● **The task**
Extract every line of the data below that contains the word "trail".

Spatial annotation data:
Begin

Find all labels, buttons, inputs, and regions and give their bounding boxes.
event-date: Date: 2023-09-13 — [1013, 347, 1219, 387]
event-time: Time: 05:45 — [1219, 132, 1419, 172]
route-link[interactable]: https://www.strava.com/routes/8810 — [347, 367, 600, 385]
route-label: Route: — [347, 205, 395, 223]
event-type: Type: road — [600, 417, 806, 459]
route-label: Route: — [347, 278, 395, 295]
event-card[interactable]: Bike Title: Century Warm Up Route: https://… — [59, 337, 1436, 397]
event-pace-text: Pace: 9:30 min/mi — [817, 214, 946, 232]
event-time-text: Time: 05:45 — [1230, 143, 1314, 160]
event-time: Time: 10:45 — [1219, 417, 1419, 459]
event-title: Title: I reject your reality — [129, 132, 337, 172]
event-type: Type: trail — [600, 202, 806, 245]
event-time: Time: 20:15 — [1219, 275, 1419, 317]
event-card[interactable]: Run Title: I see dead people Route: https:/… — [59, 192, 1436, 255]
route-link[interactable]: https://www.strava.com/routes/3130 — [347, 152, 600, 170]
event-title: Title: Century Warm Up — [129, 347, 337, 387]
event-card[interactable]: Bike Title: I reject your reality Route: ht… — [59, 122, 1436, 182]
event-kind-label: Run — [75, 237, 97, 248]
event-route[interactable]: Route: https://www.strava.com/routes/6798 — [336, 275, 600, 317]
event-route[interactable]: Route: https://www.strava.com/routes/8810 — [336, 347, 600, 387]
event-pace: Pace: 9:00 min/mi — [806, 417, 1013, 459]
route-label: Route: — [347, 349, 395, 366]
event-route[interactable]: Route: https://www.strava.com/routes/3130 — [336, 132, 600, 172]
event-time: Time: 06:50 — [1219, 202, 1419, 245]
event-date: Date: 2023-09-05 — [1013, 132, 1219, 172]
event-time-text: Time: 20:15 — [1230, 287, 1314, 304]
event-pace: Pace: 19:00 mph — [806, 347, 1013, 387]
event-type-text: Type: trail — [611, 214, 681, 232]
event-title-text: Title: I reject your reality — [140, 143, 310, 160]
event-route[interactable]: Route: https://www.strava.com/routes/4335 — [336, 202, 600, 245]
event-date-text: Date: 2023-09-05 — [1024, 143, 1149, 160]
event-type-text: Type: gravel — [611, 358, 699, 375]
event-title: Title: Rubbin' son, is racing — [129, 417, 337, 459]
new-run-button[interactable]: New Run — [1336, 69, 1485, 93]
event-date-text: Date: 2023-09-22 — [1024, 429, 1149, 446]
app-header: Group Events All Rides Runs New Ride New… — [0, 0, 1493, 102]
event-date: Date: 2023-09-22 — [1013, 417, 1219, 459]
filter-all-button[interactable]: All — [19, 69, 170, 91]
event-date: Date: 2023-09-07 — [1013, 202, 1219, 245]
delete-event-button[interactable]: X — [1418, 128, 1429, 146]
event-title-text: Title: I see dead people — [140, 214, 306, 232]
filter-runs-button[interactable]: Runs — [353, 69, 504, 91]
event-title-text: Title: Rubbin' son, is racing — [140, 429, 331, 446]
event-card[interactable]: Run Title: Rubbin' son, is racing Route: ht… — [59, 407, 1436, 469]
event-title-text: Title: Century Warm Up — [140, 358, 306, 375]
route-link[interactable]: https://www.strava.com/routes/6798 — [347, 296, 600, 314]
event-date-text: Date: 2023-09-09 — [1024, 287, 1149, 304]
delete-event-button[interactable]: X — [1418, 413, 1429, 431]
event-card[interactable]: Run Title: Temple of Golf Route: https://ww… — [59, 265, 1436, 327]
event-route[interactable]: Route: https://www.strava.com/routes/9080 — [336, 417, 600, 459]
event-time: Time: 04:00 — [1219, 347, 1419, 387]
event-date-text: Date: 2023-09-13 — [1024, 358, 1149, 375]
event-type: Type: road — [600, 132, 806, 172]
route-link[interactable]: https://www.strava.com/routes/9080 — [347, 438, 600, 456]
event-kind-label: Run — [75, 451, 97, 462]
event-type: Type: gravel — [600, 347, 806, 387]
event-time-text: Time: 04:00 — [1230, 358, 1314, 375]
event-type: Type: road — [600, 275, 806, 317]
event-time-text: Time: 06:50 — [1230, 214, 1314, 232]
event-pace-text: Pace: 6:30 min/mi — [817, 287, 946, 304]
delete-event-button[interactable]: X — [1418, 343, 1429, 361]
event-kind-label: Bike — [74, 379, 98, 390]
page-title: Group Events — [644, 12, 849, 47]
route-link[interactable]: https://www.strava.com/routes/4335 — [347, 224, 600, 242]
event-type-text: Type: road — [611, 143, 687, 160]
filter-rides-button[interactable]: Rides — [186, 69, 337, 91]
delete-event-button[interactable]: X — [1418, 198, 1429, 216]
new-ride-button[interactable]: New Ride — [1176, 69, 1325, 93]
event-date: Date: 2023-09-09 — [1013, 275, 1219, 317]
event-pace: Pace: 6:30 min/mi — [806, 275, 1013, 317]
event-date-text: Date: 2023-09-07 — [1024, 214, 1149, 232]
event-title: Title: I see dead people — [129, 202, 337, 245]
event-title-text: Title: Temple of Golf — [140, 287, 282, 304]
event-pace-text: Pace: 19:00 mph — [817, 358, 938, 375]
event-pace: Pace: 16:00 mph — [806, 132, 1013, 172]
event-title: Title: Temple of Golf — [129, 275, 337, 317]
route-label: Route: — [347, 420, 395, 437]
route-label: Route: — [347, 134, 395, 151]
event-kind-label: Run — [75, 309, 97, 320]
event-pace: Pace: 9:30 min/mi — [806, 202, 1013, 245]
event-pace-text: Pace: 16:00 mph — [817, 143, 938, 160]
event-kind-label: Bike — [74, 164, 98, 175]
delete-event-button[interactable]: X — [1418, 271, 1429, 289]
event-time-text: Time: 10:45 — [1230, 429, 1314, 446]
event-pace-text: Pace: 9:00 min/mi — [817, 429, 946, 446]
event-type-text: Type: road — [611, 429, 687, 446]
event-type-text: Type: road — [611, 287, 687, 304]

End

● **Result of the exercise**
event-type: Type: trail — [600, 202, 806, 245]
event-type-text: Type: trail — [611, 214, 681, 232]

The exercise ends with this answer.